# [SHORT TASK]
Select every line holding the word "next" and copy it.

# [DATA LISTING]
------------------------------------

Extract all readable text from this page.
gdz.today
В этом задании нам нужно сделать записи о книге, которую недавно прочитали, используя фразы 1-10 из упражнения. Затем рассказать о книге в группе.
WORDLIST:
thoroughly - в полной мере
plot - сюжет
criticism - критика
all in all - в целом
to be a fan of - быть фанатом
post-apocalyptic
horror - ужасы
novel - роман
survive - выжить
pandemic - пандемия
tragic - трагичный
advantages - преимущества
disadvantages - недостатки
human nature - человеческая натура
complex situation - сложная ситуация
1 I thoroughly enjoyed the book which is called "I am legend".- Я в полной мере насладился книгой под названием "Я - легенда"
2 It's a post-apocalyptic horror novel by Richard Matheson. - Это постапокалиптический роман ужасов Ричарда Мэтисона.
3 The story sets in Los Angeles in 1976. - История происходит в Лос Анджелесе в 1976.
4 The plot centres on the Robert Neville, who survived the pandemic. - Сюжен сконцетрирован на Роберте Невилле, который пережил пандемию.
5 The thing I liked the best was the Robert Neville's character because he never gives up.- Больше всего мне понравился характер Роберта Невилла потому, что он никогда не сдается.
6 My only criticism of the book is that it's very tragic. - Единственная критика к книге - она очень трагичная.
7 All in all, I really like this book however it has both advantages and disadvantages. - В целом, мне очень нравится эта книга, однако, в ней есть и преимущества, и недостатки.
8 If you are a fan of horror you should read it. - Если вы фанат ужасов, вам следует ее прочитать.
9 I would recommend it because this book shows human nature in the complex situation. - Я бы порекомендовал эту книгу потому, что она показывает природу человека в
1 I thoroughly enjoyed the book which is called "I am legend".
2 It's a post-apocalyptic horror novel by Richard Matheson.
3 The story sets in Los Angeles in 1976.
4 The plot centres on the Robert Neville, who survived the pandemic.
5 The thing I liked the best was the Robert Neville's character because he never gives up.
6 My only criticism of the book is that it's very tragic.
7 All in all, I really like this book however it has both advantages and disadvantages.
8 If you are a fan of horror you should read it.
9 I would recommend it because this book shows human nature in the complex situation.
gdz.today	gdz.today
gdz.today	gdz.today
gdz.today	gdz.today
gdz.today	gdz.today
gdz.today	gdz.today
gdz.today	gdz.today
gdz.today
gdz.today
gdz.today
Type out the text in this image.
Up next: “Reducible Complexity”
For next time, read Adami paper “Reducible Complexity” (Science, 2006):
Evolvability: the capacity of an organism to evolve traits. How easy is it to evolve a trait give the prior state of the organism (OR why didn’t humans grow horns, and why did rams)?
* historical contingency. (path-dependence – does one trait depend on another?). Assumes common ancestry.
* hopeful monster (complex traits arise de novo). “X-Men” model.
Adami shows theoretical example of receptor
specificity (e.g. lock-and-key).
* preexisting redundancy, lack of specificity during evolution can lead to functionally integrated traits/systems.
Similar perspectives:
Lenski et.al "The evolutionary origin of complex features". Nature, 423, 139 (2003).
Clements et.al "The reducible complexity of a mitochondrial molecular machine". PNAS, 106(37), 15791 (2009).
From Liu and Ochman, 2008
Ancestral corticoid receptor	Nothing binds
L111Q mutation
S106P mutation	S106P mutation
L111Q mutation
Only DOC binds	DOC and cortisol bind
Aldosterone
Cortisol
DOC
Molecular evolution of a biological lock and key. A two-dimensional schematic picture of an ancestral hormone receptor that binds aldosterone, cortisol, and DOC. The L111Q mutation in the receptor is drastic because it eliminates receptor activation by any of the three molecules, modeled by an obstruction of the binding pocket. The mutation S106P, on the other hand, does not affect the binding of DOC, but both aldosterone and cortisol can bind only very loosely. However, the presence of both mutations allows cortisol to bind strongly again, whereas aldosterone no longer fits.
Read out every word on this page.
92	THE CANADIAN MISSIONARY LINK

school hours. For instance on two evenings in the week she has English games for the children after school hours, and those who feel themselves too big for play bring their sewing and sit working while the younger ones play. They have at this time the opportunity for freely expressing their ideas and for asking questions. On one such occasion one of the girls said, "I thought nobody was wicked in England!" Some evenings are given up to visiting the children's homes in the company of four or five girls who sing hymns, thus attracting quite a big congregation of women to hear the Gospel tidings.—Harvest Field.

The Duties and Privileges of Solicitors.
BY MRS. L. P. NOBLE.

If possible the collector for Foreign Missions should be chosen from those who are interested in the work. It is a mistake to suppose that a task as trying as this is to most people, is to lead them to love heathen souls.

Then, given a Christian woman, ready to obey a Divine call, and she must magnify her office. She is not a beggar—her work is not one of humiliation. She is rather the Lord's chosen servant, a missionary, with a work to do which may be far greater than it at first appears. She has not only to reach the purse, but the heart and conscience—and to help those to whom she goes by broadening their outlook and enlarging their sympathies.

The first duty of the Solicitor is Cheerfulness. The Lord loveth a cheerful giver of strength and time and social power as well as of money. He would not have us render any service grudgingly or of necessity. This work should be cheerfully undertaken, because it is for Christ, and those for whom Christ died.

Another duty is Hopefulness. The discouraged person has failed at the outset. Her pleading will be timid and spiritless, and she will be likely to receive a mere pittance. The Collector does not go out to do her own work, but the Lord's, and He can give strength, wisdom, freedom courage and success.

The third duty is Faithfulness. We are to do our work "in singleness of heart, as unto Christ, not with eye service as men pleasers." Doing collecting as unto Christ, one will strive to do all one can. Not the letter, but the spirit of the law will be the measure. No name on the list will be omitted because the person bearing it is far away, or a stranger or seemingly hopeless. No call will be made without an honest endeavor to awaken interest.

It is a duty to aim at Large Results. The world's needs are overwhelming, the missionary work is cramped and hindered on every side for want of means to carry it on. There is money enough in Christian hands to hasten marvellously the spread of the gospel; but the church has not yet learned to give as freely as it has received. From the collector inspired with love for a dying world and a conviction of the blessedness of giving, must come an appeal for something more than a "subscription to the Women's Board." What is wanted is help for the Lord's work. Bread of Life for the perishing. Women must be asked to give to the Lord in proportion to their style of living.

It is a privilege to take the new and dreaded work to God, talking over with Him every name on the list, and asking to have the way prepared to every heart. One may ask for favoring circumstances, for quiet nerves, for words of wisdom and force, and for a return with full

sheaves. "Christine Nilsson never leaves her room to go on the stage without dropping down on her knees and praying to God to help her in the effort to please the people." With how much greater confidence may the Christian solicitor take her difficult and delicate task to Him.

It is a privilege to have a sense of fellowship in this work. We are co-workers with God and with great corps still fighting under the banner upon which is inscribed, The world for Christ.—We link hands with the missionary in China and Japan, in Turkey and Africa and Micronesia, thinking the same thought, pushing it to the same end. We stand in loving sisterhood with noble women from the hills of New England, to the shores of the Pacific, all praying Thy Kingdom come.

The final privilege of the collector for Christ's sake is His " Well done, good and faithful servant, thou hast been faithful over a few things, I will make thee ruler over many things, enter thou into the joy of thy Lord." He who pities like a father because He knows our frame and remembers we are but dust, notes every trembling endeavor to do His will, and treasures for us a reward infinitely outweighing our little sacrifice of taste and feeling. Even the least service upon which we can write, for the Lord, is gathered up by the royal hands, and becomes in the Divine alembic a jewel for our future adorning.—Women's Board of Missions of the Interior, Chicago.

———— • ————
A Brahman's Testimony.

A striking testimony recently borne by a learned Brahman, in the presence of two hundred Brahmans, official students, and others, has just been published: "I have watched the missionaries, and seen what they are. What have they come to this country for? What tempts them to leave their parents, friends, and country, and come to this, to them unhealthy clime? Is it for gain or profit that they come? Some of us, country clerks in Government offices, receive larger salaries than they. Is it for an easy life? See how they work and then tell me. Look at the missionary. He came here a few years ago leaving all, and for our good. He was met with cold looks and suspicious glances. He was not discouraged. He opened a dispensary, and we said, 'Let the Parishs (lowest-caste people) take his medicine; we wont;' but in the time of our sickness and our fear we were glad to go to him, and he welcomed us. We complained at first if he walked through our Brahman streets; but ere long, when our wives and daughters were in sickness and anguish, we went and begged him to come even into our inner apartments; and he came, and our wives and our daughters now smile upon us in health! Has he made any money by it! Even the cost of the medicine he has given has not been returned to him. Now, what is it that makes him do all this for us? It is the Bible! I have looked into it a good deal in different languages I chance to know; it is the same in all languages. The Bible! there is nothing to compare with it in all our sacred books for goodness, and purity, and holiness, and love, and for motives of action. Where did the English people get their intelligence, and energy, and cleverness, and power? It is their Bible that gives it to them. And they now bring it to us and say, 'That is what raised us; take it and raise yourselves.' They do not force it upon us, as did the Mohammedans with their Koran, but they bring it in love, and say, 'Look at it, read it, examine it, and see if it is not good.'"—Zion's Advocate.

------------------------------------

# [EXERCISE RESULT]
Up next: “Reducible Complexity”
For next time, read Adami paper “Reducible Complexity” (Science, 2006):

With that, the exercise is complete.